• TASK REQUIREMENTS: Find the string "Brown" in the data, then copy every line where it is found.

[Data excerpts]
******
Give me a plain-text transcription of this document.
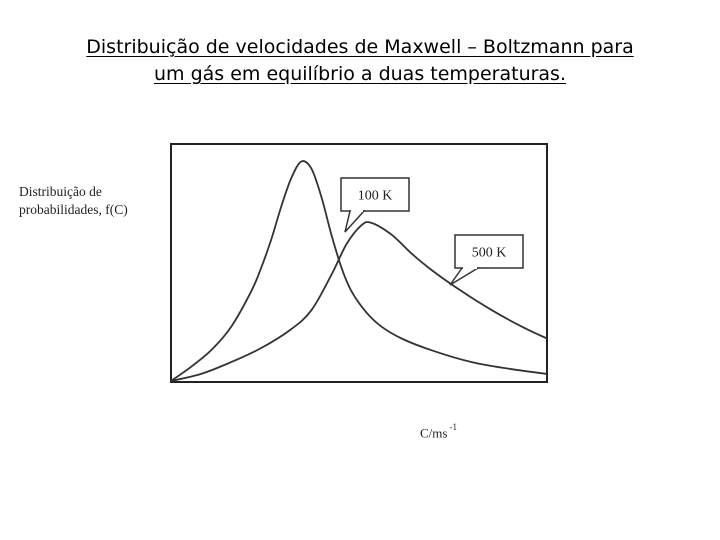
Distribuição de velocidades de Maxwell – Boltzmann para
um gás em equilíbrio a duas temperaturas.
Distribuição de
probabilidades, f(C)
100 K
500 K
C/ms $^{-1}$
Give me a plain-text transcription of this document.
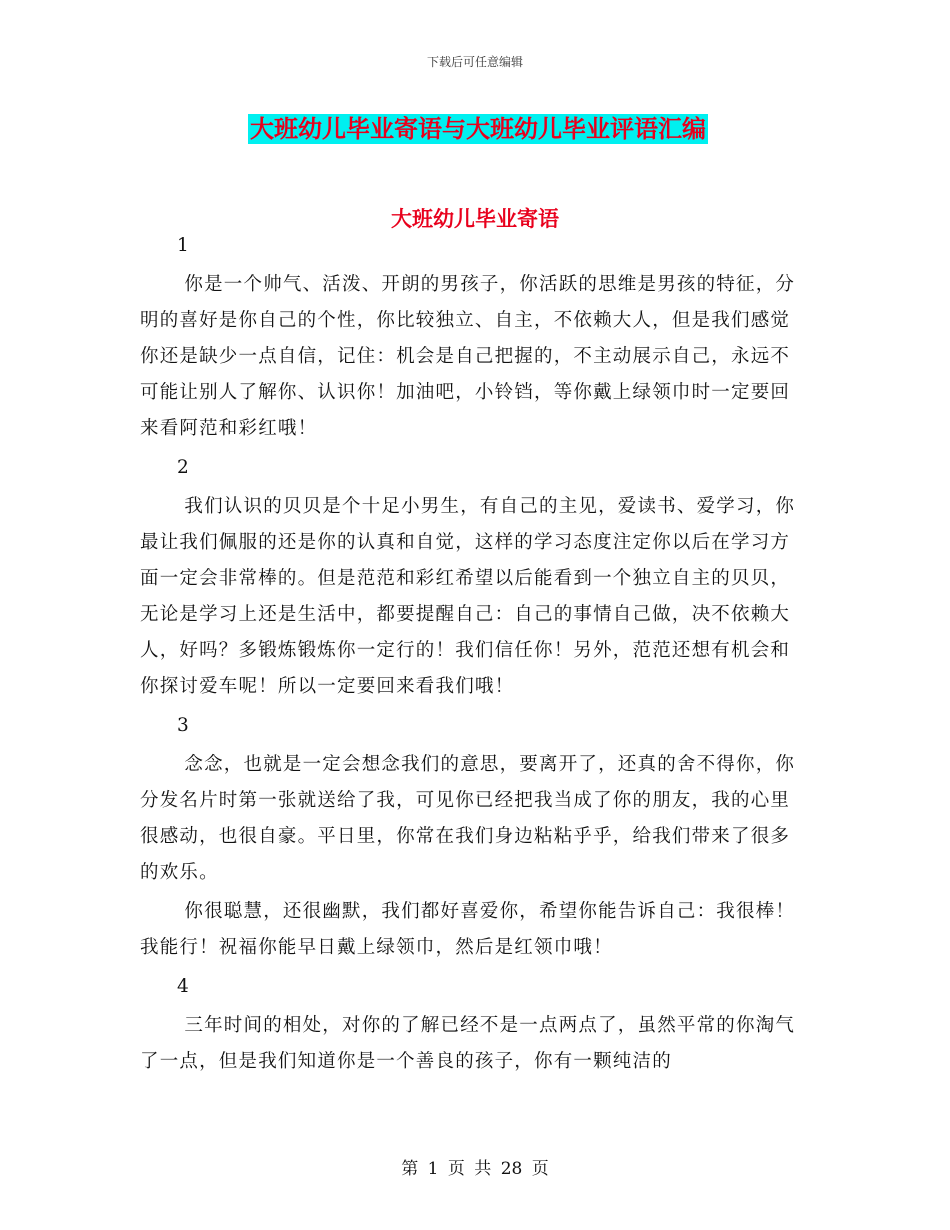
下载后可任意编辑
大班幼儿毕业寄语与大班幼儿毕业评语汇编
大班幼儿毕业寄语

1

你是一个帅气、活泼、开朗的男孩子，你活跃的思维是男孩的特征，分明的喜好是你自己的个性，你比较独立、自主，不依赖大人，但是我们感觉你还是缺少一点自信，记住：机会是自己把握的，不主动展示自己，永远不可能让别人了解你、认识你！加油吧，小铃铛，等你戴上绿领巾时一定要回来看阿范和彩红哦！

2

我们认识的贝贝是个十足小男生，有自己的主见，爱读书、爱学习，你最让我们佩服的还是你的认真和自觉，这样的学习态度注定你以后在学习方面一定会非常棒的。但是范范和彩红希望以后能看到一个独立自主的贝贝，无论是学习上还是生活中，都要提醒自己：自己的事情自己做，决不依赖大人，好吗？多锻炼锻炼你一定行的！我们信任你！另外，范范还想有机会和你探讨爱车呢！所以一定要回来看我们哦！

3

念念，也就是一定会想念我们的意思，要离开了，还真的舍不得你，你分发名片时第一张就送给了我，可见你已经把我当成了你的朋友，我的心里很感动，也很自豪。平日里，你常在我们身边粘粘乎乎，给我们带来了很多的欢乐。

你很聪慧，还很幽默，我们都好喜爱你，希望你能告诉自己：我很棒！我能行！祝福你能早日戴上绿领巾，然后是红领巾哦！

4

三年时间的相处，对你的了解已经不是一点两点了，虽然平常的你淘气了一点，但是我们知道你是一个善良的孩子，你有一颗纯洁的

第 1 页 共 28 页
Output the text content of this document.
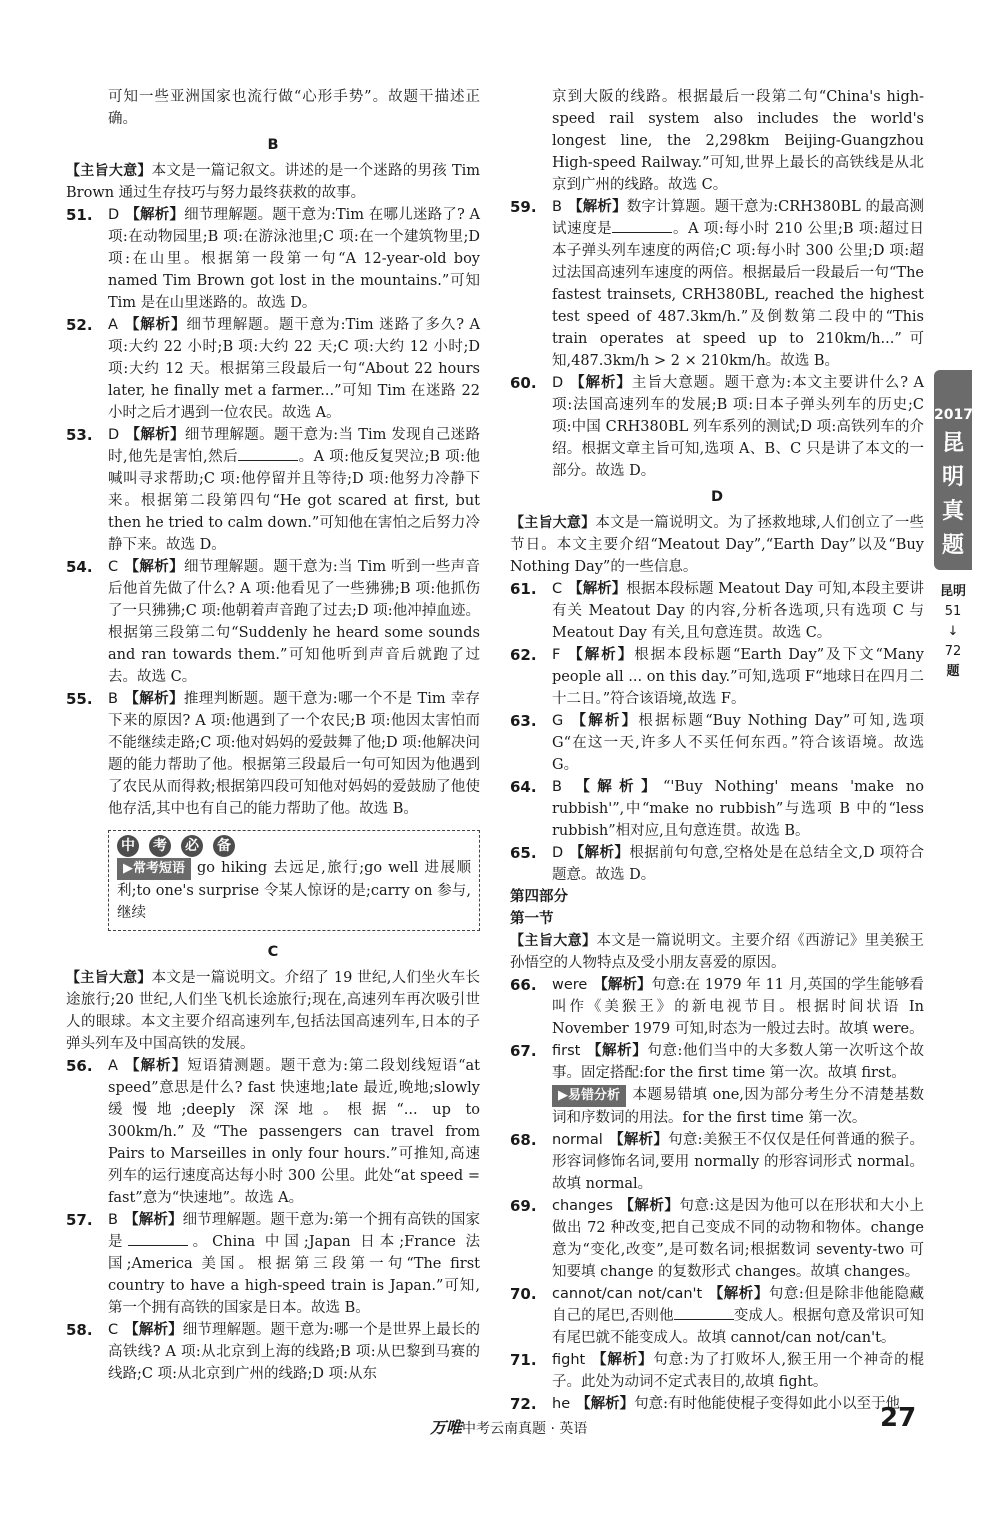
可知一些亚洲国家也流行做“心形手势”。故题干描述正确。

B

【主旨大意】本文是一篇记叙文。讲述的是一个迷路的男孩 Tim Brown 通过生存技巧与努力最终获救的故事。

51. D 【解析】细节理解题。题干意为:Tim 在哪儿迷路了? A 项:在动物园里;B 项:在游泳池里;C 项:在一个建筑物里;D 项:在山里。根据第一段第一句“A 12-year-old boy named Tim Brown got lost in the mountains.”可知 Tim 是在山里迷路的。故选 D。
52. A 【解析】细节理解题。题干意为:Tim 迷路了多久? A 项:大约 22 小时;B 项:大约 22 天;C 项:大约 12 小时;D 项:大约 12 天。根据第三段最后一句“About 22 hours later, he finally met a farmer...”可知 Tim 在迷路 22 小时之后才遇到一位农民。故选 A。
53. D 【解析】细节理解题。题干意为:当 Tim 发现自己迷路时,他先是害怕,然后	。A 项:他反复哭泣;B 项:他喊叫寻求帮助;C 项:他停留并且等待;D 项:他努力冷静下来。根据第二段第四句“He got scared at first, but then he tried to calm down.”可知他在害怕之后努力冷静下来。故选 D。
54. C 【解析】细节理解题。题干意为:当 Tim 听到一些声音后他首先做了什么? A 项:他看见了一些狒狒;B 项:他抓伤了一只狒狒;C 项:他朝着声音跑了过去;D 项:他冲掉血迹。根据第三段第二句“Suddenly he heard some sounds and ran towards them.”可知他听到声音后就跑了过去。故选 C。
55. B 【解析】推理判断题。题干意为:哪一个不是 Tim 幸存下来的原因? A 项:他遇到了一个农民;B 项:他因太害怕而不能继续走路;C 项:他对妈妈的爱鼓舞了他;D 项:他解决问题的能力帮助了他。根据第三段最后一句可知因为他遇到了农民从而得救;根据第四段可知他对妈妈的爱鼓励了他使他存活,其中也有自己的能力帮助了他。故选 B。
中 考 必 备

▶常考短语 go hiking 去远足,旅行;go well 进展顺利;to one's surprise 令某人惊讶的是;carry on 参与,继续

C

【主旨大意】本文是一篇说明文。介绍了 19 世纪,人们坐火车长途旅行;20 世纪,人们坐飞机长途旅行;现在,高速列车再次吸引世人的眼球。本文主要介绍高速列车,包括法国高速列车,日本的子弹头列车及中国高铁的发展。

56. A 【解析】短语猜测题。题干意为:第二段划线短语“at speed”意思是什么? fast 快速地;late 最近,晚地;slowly 缓慢地;deeply 深深地。根据“... up to 300km/h.”及“The passengers can travel from Pairs to Marseilles in only four hours.”可推知,高速列车的运行速度高达每小时 300 公里。此处“at speed = fast”意为“快速地”。故选 A。
57. B 【解析】细节理解题。题干意为:第一个拥有高铁的国家是	。China 中国;Japan 日本;France 法国;America 美国。根据第三段第一句“The first country to have a high-speed train is Japan.”可知,第一个拥有高铁的国家是日本。故选 B。
58. C 【解析】细节理解题。题干意为:哪一个是世界上最长的高铁线? A 项:从北京到上海的线路;B 项:从巴黎到马赛的线路;C 项:从北京到广州的线路;D 项:从东

京到大阪的线路。根据最后一段第二句“China's high-speed rail system also includes the world's longest line, the 2,298km Beijing-Guangzhou High-speed Railway.”可知,世界上最长的高铁线是从北京到广州的线路。故选 C。

59. B 【解析】数字计算题。题干意为:CRH380BL 的最高测试速度是	。A 项:每小时 210 公里;B 项:超过日本子弹头列车速度的两倍;C 项:每小时 300 公里;D 项:超过法国高速列车速度的两倍。根据最后一段最后一句“The fastest trainsets, CRH380BL, reached the highest test speed of 487.3km/h.”及倒数第二段中的“This train operates at speed up to 210km/h...”可知,487.3km/h > 2 × 210km/h。故选 B。
60. D 【解析】主旨大意题。题干意为:本文主要讲什么? A 项:法国高速列车的发展;B 项:日本子弹头列车的历史;C 项:中国 CRH380BL 列车系列的测试;D 项:高铁列车的介绍。根据文章主旨可知,选项 A、B、C 只是讲了本文的一部分。故选 D。
D

【主旨大意】本文是一篇说明文。为了拯救地球,人们创立了一些节日。本文主要介绍“Meatout Day”,“Earth Day”以及“Buy Nothing Day”的一些信息。

61. C 【解析】根据本段标题 Meatout Day 可知,本段主要讲有关 Meatout Day 的内容,分析各选项,只有选项 C 与 Meatout Day 有关,且句意连贯。故选 C。
62. F 【解析】根据本段标题“Earth Day”及下文“Many people all ... on this day.”可知,选项 F“地球日在四月二十二日。”符合该语境,故选 F。
63. G 【解析】根据标题“Buy Nothing Day”可知,选项 G“在这一天,许多人不买任何东西。”符合该语境。故选 G。
64. B 【解析】“'Buy Nothing' means 'make no rubbish'”,中“make no rubbish”与选项 B 中的“less rubbish”相对应,且句意连贯。故选 B。
65. D 【解析】根据前句句意,空格处是在总结全文,D 项符合题意。故选 D。
第四部分
第一节

【主旨大意】本文是一篇说明文。主要介绍《西游记》里美猴王孙悟空的人物特点及受小朋友喜爱的原因。

66. were 【解析】句意:在 1979 年 11 月,英国的学生能够看叫作《美猴王》的新电视节目。根据时间状语 In November 1979 可知,时态为一般过去时。故填 were。
67. first 【解析】句意:他们当中的大多数人第一次听这个故事。固定搭配:for the first time 第一次。故填 first。

▶易错分析 本题易错填 one,因为部分考生分不清楚基数词和序数词的用法。for the first time 第一次。

68. normal 【解析】句意:美猴王不仅仅是任何普通的猴子。形容词修饰名词,要用 normally 的形容词形式 normal。故填 normal。
69. changes 【解析】句意:这是因为他可以在形状和大小上做出 72 种改变,把自己变成不同的动物和物体。change 意为“变化,改变”,是可数名词;根据数词 seventy-two 可知要填 change 的复数形式 changes。故填 changes。
70. cannot/can not/can't 【解析】句意:但是除非他能隐藏自己的尾巴,否则他	变成人。根据句意及常识可知有尾巴就不能变成人。故填 cannot/can not/can't。
71. fight 【解析】句意:为了打败坏人,猴王用一个神奇的棍子。此处为动词不定式表目的,故填 fight。
72. he 【解析】句意:有时他能使棍子变得如此小以至于他
2017
昆
明
真
题
昆明
51
↓
72
题
万唯中考云南真题 · 英语	27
******
• TASK RESPONSE:
【主旨大意】本文是一篇记叙文。讲述的是一个迷路的男孩 Tim Brown 通过生存技巧与努力最终获救的故事。
51. D 【解析】细节理解题。题干意为:Tim 在哪儿迷路了? A 项:在动物园里;B 项:在游泳池里;C 项:在一个建筑物里;D 项:在山里。根据第一段第一句“A 12-year-old boy named Tim Brown got lost in the mountains.”可知 Tim 是在山里迷路的。故选 D。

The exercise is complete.